Write the material out again in full, exactly.

--- Start Records to use ---

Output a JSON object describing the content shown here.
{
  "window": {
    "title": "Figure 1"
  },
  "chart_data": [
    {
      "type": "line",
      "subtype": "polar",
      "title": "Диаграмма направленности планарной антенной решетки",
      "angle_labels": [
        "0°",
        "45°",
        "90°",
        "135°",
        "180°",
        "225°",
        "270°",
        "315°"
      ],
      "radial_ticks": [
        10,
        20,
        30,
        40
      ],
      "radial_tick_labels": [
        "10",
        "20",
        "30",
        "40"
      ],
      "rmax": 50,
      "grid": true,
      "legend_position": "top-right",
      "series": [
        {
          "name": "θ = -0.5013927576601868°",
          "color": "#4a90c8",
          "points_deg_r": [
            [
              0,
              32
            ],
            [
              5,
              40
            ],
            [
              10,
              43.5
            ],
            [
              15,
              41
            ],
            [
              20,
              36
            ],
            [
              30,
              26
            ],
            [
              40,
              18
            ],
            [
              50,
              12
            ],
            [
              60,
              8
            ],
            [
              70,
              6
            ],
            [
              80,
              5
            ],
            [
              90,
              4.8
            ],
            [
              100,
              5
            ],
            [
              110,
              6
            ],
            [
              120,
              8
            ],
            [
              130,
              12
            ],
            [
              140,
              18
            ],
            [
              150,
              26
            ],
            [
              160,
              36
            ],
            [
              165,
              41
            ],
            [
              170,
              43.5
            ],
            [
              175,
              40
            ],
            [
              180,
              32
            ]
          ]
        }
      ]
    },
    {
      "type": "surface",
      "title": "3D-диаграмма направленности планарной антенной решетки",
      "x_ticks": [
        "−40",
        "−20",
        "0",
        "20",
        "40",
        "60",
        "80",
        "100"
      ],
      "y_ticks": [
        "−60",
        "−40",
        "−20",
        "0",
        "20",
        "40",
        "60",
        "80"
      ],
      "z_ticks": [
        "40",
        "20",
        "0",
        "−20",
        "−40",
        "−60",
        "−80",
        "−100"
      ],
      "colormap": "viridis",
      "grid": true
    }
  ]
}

--- End Records to use ---

Output.
Output a JSON object describing the content shown here.
{
  "window": {
    "title": "Figure 1"
  },
  "chart_data": [
    {
      "type": "line",
      "subtype": "polar",
      "title": "Диаграмма направленности планарной антенной решетки",
      "angle_labels": [
        "0°",
        "45°",
        "90°",
        "135°",
        "180°",
        "225°",
        "270°",
        "315°"
      ],
      "radial_ticks": [
        10,
        20,
        30,
        40
      ],
      "radial_tick_labels": [
        "10",
        "20",
        "30",
        "40"
      ],
      "rmax": 50,
      "grid": true,
      "legend_position": "top-right",
      "series": [
        {
          "name": "θ = -0.5013927576601868°",
          "color": "#4a90c8",
          "points_deg_r": [
            [
              0,
              32
            ],
            [
              5,
              40
            ],
            [
              10,
              43.5
            ],
            [
              15,
              41
            ],
            [
              20,
              36
            ],
            [
              30,
              26
            ],
            [
              40,
              18
            ],
            [
              50,
              12
            ],
            [
              60,
              8
            ],
            [
              70,
              6
            ],
            [
              80,
              5
            ],
            [
              90,
              4.8
            ],
            [
              100,
              5
            ],
            [
              110,
              6
            ],
            [
              120,
              8
            ],
            [
              130,
              12
            ],
            [
              140,
              18
            ],
            [
              150,
              26
            ],
            [
              160,
              36
            ],
            [
              165,
              41
            ],
            [
              170,
              43.5
            ],
            [
              175,
              40
            ],
            [
              180,
              32
            ]
          ]
        }
      ]
    },
    {
      "type": "surface",
      "title": "3D-диаграмма направленности планарной антенной решетки",
      "x_ticks": [
        "−40",
        "−20",
        "0",
        "20",
        "40",
        "60",
        "80",
        "100"
      ],
      "y_ticks": [
        "−60",
        "−40",
        "−20",
        "0",
        "20",
        "40",
        "60",
        "80"
      ],
      "z_ticks": [
        "40",
        "20",
        "0",
        "−20",
        "−40",
        "−60",
        "−80",
        "−100"
      ],
      "colormap": "viridis",
      "grid": true
    }
  ]
}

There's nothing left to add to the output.